> **AIM**: Output the material below unchanged, apart from leaving out the pictures.

____________

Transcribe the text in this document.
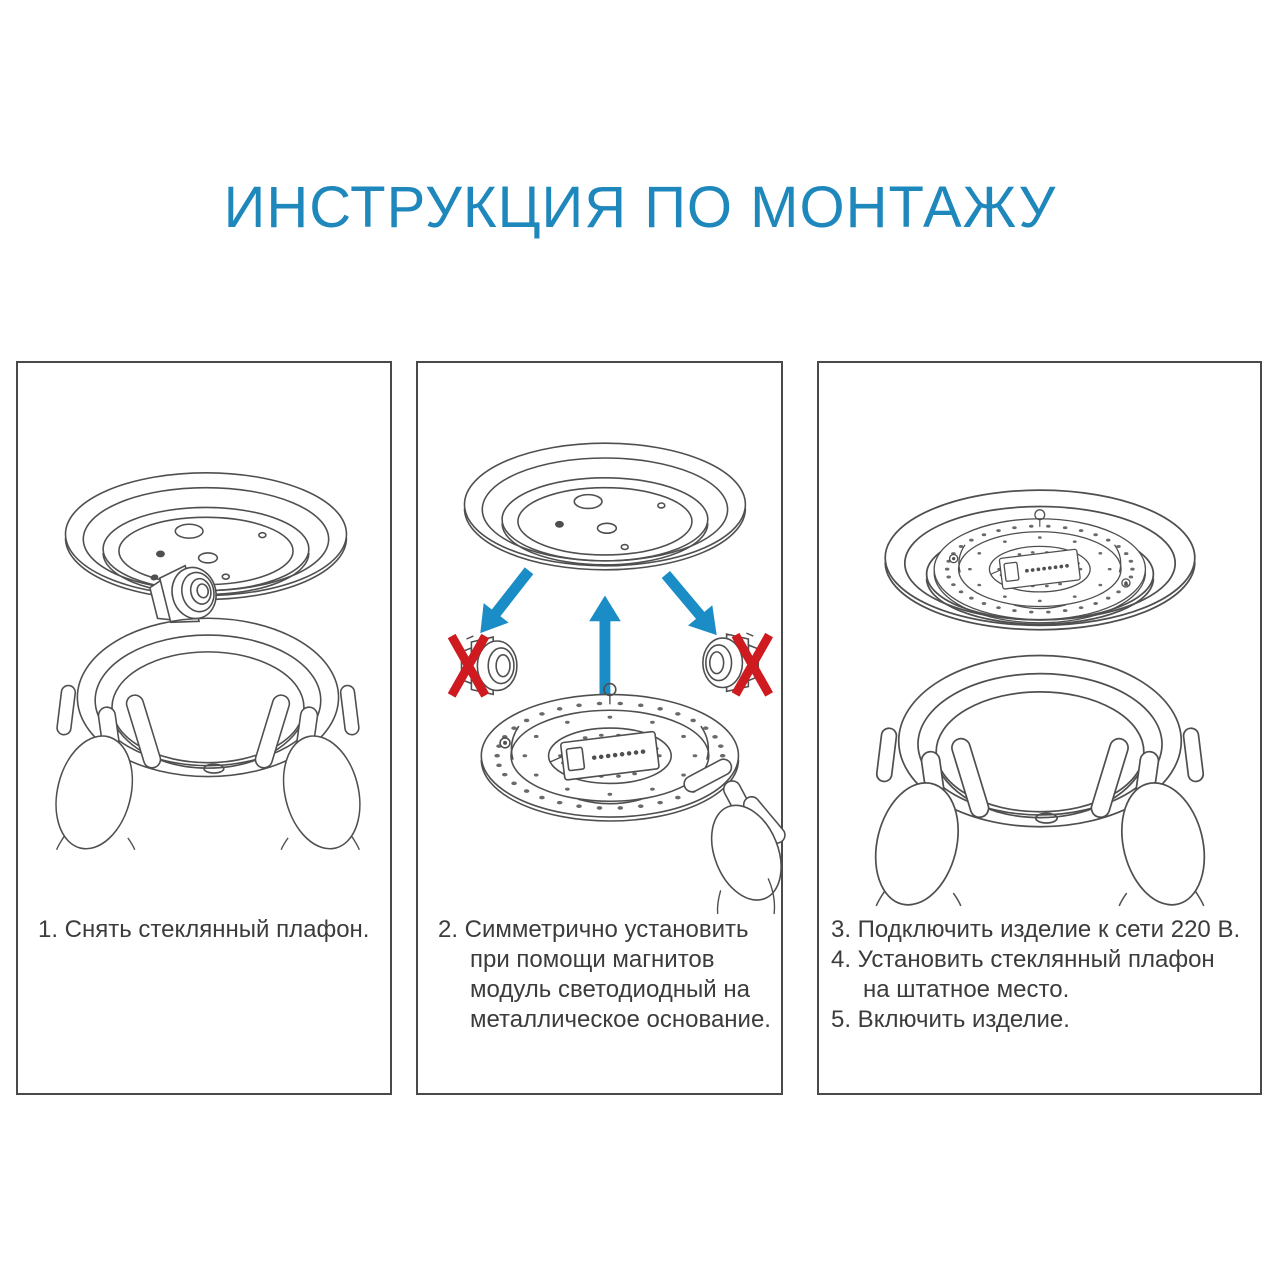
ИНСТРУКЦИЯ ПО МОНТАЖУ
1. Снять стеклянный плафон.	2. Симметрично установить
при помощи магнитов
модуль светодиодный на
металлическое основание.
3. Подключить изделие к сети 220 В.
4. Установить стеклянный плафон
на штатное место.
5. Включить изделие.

____________

> **RESULT**:
Transcribe the text in this document.
ИНСТРУКЦИЯ ПО МОНТАЖУ
1. Снять стеклянный плафон.	2. Симметрично установить
при помощи магнитов
модуль светодиодный на
металлическое основание.
3. Подключить изделие к сети 220 В.
4. Установить стеклянный плафон
на штатное место.
5. Включить изделие.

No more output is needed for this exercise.